**REQUIREMENT:**
Exact repetition of every entry is required.

Lines of data:

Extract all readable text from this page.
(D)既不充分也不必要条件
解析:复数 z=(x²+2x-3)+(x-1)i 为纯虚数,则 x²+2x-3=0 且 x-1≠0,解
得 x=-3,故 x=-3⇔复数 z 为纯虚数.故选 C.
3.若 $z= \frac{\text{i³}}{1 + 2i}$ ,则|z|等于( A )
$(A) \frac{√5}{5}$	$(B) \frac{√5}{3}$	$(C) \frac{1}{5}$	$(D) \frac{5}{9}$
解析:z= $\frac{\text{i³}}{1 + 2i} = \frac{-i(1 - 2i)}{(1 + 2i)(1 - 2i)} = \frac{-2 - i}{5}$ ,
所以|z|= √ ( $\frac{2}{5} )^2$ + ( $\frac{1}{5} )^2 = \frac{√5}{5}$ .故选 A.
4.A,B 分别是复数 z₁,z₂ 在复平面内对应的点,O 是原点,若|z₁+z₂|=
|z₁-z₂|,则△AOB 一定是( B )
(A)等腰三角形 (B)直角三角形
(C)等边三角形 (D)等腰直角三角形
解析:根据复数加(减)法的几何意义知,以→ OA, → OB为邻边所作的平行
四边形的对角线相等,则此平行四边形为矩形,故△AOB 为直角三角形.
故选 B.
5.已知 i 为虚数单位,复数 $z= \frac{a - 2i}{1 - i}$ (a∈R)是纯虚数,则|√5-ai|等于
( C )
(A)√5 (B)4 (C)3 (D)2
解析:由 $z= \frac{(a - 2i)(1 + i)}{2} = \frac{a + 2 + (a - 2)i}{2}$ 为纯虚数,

**FULL OUTPUT:**
Extract all readable text from this page.
(D)既不充分也不必要条件
解析:复数 z=(x²+2x-3)+(x-1)i 为纯虚数,则 x²+2x-3=0 且 x-1≠0,解
得 x=-3,故 x=-3⇔复数 z 为纯虚数.故选 C.
3.若 $z= \frac{\text{i³}}{1 + 2i}$ ,则|z|等于( A )
$(A) \frac{√5}{5}$	$(B) \frac{√5}{3}$	$(C) \frac{1}{5}$	$(D) \frac{5}{9}$
解析:z= $\frac{\text{i³}}{1 + 2i} = \frac{-i(1 - 2i)}{(1 + 2i)(1 - 2i)} = \frac{-2 - i}{5}$ ,
所以|z|= √ ( $\frac{2}{5} )^2$ + ( $\frac{1}{5} )^2 = \frac{√5}{5}$ .故选 A.
4.A,B 分别是复数 z₁,z₂ 在复平面内对应的点,O 是原点,若|z₁+z₂|=
|z₁-z₂|,则△AOB 一定是( B )
(A)等腰三角形 (B)直角三角形
(C)等边三角形 (D)等腰直角三角形
解析:根据复数加(减)法的几何意义知,以→ OA, → OB为邻边所作的平行
四边形的对角线相等,则此平行四边形为矩形,故△AOB 为直角三角形.
故选 B.
5.已知 i 为虚数单位,复数 $z= \frac{a - 2i}{1 - i}$ (a∈R)是纯虚数,则|√5-ai|等于
( C )
(A)√5 (B)4 (C)3 (D)2
解析:由 $z= \frac{(a - 2i)(1 + i)}{2} = \frac{a + 2 + (a - 2)i}{2}$ 为纯虚数,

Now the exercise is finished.